# Extracted data entries

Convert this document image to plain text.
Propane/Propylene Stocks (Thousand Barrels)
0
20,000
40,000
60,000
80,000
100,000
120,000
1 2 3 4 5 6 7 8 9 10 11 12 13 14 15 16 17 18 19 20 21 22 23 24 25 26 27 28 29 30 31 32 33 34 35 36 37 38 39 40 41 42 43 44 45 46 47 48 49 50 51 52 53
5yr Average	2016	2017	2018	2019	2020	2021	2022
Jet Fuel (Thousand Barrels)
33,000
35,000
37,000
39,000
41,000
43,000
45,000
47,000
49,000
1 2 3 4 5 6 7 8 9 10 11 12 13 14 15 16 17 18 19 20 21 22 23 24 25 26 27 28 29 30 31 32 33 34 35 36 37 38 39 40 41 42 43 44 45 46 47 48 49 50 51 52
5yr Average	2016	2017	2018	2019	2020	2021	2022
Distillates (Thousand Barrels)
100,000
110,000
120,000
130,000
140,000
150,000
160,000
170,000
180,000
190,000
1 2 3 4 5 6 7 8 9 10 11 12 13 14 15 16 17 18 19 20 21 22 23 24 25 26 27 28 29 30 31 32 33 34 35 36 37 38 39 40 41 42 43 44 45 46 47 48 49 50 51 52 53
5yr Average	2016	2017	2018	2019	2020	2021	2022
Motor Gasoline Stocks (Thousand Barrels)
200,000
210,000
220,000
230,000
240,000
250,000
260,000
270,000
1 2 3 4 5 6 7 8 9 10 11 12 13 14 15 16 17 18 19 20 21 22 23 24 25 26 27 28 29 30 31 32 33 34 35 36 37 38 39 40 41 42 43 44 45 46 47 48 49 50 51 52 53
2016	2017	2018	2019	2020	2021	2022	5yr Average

# REQUIRED WORK
Transcribe each entry precisely, missing none.

# COMPLETED EXERCISE
Convert this document image to plain text.
Propane/Propylene Stocks (Thousand Barrels)
0
20,000
40,000
60,000
80,000
100,000
120,000
1 2 3 4 5 6 7 8 9 10 11 12 13 14 15 16 17 18 19 20 21 22 23 24 25 26 27 28 29 30 31 32 33 34 35 36 37 38 39 40 41 42 43 44 45 46 47 48 49 50 51 52 53
5yr Average	2016	2017	2018	2019	2020	2021	2022
Jet Fuel (Thousand Barrels)
33,000
35,000
37,000
39,000
41,000
43,000
45,000
47,000
49,000
1 2 3 4 5 6 7 8 9 10 11 12 13 14 15 16 17 18 19 20 21 22 23 24 25 26 27 28 29 30 31 32 33 34 35 36 37 38 39 40 41 42 43 44 45 46 47 48 49 50 51 52
5yr Average	2016	2017	2018	2019	2020	2021	2022
Distillates (Thousand Barrels)
100,000
110,000
120,000
130,000
140,000
150,000
160,000
170,000
180,000
190,000
1 2 3 4 5 6 7 8 9 10 11 12 13 14 15 16 17 18 19 20 21 22 23 24 25 26 27 28 29 30 31 32 33 34 35 36 37 38 39 40 41 42 43 44 45 46 47 48 49 50 51 52 53
5yr Average	2016	2017	2018	2019	2020	2021	2022
Motor Gasoline Stocks (Thousand Barrels)
200,000
210,000
220,000
230,000
240,000
250,000
260,000
270,000
1 2 3 4 5 6 7 8 9 10 11 12 13 14 15 16 17 18 19 20 21 22 23 24 25 26 27 28 29 30 31 32 33 34 35 36 37 38 39 40 41 42 43 44 45 46 47 48 49 50 51 52 53
2016	2017	2018	2019	2020	2021	2022	5yr Average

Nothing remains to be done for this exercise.